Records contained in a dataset
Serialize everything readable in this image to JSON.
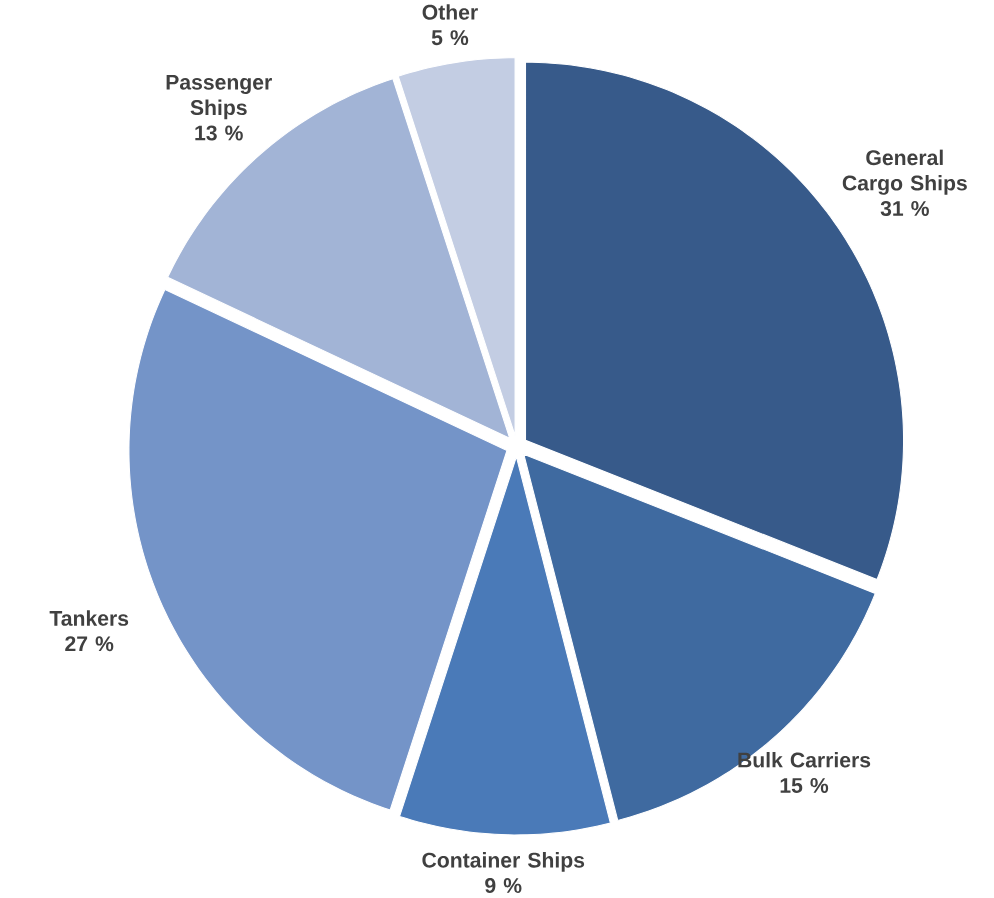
{
  "chart_data": {
    "type": "pie",
    "categories": [
      "General Cargo Ships",
      "Bulk Carriers",
      "Container Ships",
      "Tankers",
      "Passenger Ships",
      "Other"
    ],
    "values": [
      31,
      15,
      9,
      27,
      13,
      5
    ],
    "value_labels": [
      "31 %",
      "15 %",
      "9 %",
      "27 %",
      "13 %",
      "5 %"
    ],
    "colors": [
      "#375a8a",
      "#3f6aa0",
      "#4a7ab8",
      "#7494c8",
      "#a2b4d6",
      "#c3cde3"
    ]
  }
}
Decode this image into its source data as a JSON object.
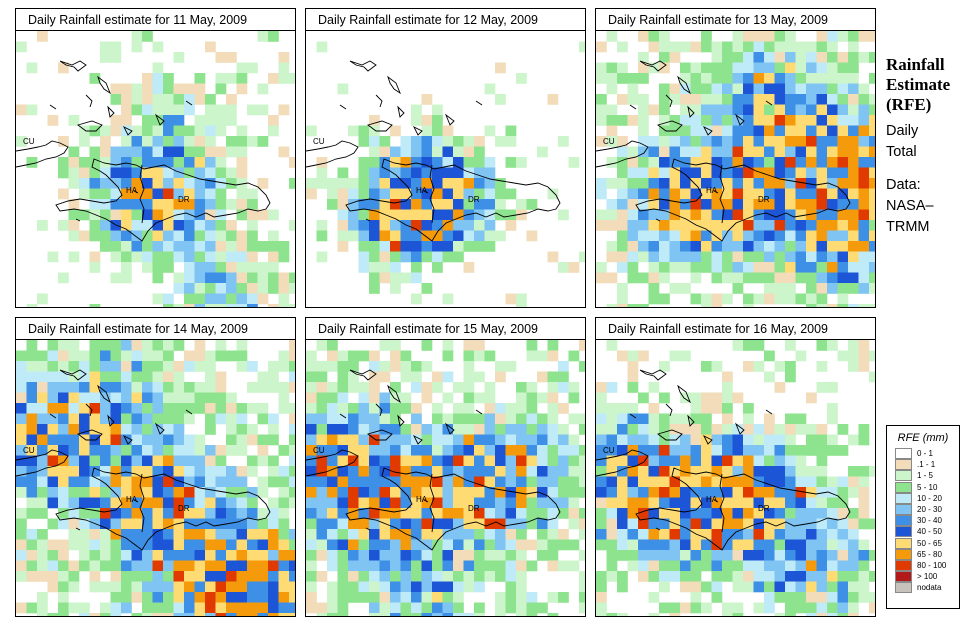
{
  "panels": [
    {
      "title": "Daily Rainfall estimate for  11 May, 2009",
      "intensity": 1
    },
    {
      "title": "Daily Rainfall estimate for  12 May, 2009",
      "intensity": 0
    },
    {
      "title": "Daily Rainfall estimate for  13 May, 2009",
      "intensity": 3
    },
    {
      "title": "Daily Rainfall estimate for  14 May, 2009",
      "intensity": 4
    },
    {
      "title": "Daily Rainfall estimate for  15 May, 2009",
      "intensity": 3
    },
    {
      "title": "Daily Rainfall estimate for  16 May, 2009",
      "intensity": 2
    }
  ],
  "map_labels": {
    "cuba": "CU",
    "haiti": "HA",
    "dominican_republic": "DR"
  },
  "sidebar": {
    "title_line1": "Rainfall",
    "title_line2": "Estimate",
    "title_line3": "(RFE)",
    "period_line1": "Daily",
    "period_line2": "Total",
    "source_line1": "Data:",
    "source_line2": "NASA–",
    "source_line3": "TRMM"
  },
  "legend": {
    "title": "RFE (mm)",
    "items": [
      {
        "label": "0 - 1",
        "color": "#ffffff"
      },
      {
        "label": ".1 - 1",
        "color": "#f2dcba"
      },
      {
        "label": "1 - 5",
        "color": "#ccf5cc"
      },
      {
        "label": "5 - 10",
        "color": "#8ee38e"
      },
      {
        "label": "10 - 20",
        "color": "#bfeaf7"
      },
      {
        "label": "20 - 30",
        "color": "#7fc4f2"
      },
      {
        "label": "30 - 40",
        "color": "#3e8fe6"
      },
      {
        "label": "40 - 50",
        "color": "#1c55d6"
      },
      {
        "label": "50 - 65",
        "color": "#ffdc73"
      },
      {
        "label": "65 - 80",
        "color": "#f59a0a"
      },
      {
        "label": "80 - 100",
        "color": "#e03a00"
      },
      {
        "label": "> 100",
        "color": "#b21a1a"
      },
      {
        "label": "nodata",
        "color": "#c7c2bc"
      }
    ]
  }
}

What you are asked to do:
Restate each of the entries above word for word and skip every image.

Answer to the problem:
Serialize everything readable in this image to JSON.
{
  "chart_data": {
    "type": "pie",
    "categories": [
      "General Cargo Ships",
      "Bulk Carriers",
      "Container Ships",
      "Tankers",
      "Passenger Ships",
      "Other"
    ],
    "values": [
      31,
      15,
      9,
      27,
      13,
      5
    ],
    "value_labels": [
      "31 %",
      "15 %",
      "9 %",
      "27 %",
      "13 %",
      "5 %"
    ],
    "colors": [
      "#375a8a",
      "#3f6aa0",
      "#4a7ab8",
      "#7494c8",
      "#a2b4d6",
      "#c3cde3"
    ]
  }
}
Decode this image into its source data as a JSON object.
{
  "panels": [
    {
      "title": "Daily Rainfall estimate for  11 May, 2009",
      "intensity": 1
    },
    {
      "title": "Daily Rainfall estimate for  12 May, 2009",
      "intensity": 0
    },
    {
      "title": "Daily Rainfall estimate for  13 May, 2009",
      "intensity": 3
    },
    {
      "title": "Daily Rainfall estimate for  14 May, 2009",
      "intensity": 4
    },
    {
      "title": "Daily Rainfall estimate for  15 May, 2009",
      "intensity": 3
    },
    {
      "title": "Daily Rainfall estimate for  16 May, 2009",
      "intensity": 2
    }
  ],
  "map_labels": {
    "cuba": "CU",
    "haiti": "HA",
    "dominican_republic": "DR"
  },
  "sidebar": {
    "title_line1": "Rainfall",
    "title_line2": "Estimate",
    "title_line3": "(RFE)",
    "period_line1": "Daily",
    "period_line2": "Total",
    "source_line1": "Data:",
    "source_line2": "NASA–",
    "source_line3": "TRMM"
  },
  "legend": {
    "title": "RFE (mm)",
    "items": [
      {
        "label": "0 - 1",
        "color": "#ffffff"
      },
      {
        "label": ".1 - 1",
        "color": "#f2dcba"
      },
      {
        "label": "1 - 5",
        "color": "#ccf5cc"
      },
      {
        "label": "5 - 10",
        "color": "#8ee38e"
      },
      {
        "label": "10 - 20",
        "color": "#bfeaf7"
      },
      {
        "label": "20 - 30",
        "color": "#7fc4f2"
      },
      {
        "label": "30 - 40",
        "color": "#3e8fe6"
      },
      {
        "label": "40 - 50",
        "color": "#1c55d6"
      },
      {
        "label": "50 - 65",
        "color": "#ffdc73"
      },
      {
        "label": "65 - 80",
        "color": "#f59a0a"
      },
      {
        "label": "80 - 100",
        "color": "#e03a00"
      },
      {
        "label": "> 100",
        "color": "#b21a1a"
      },
      {
        "label": "nodata",
        "color": "#c7c2bc"
      }
    ]
  }
}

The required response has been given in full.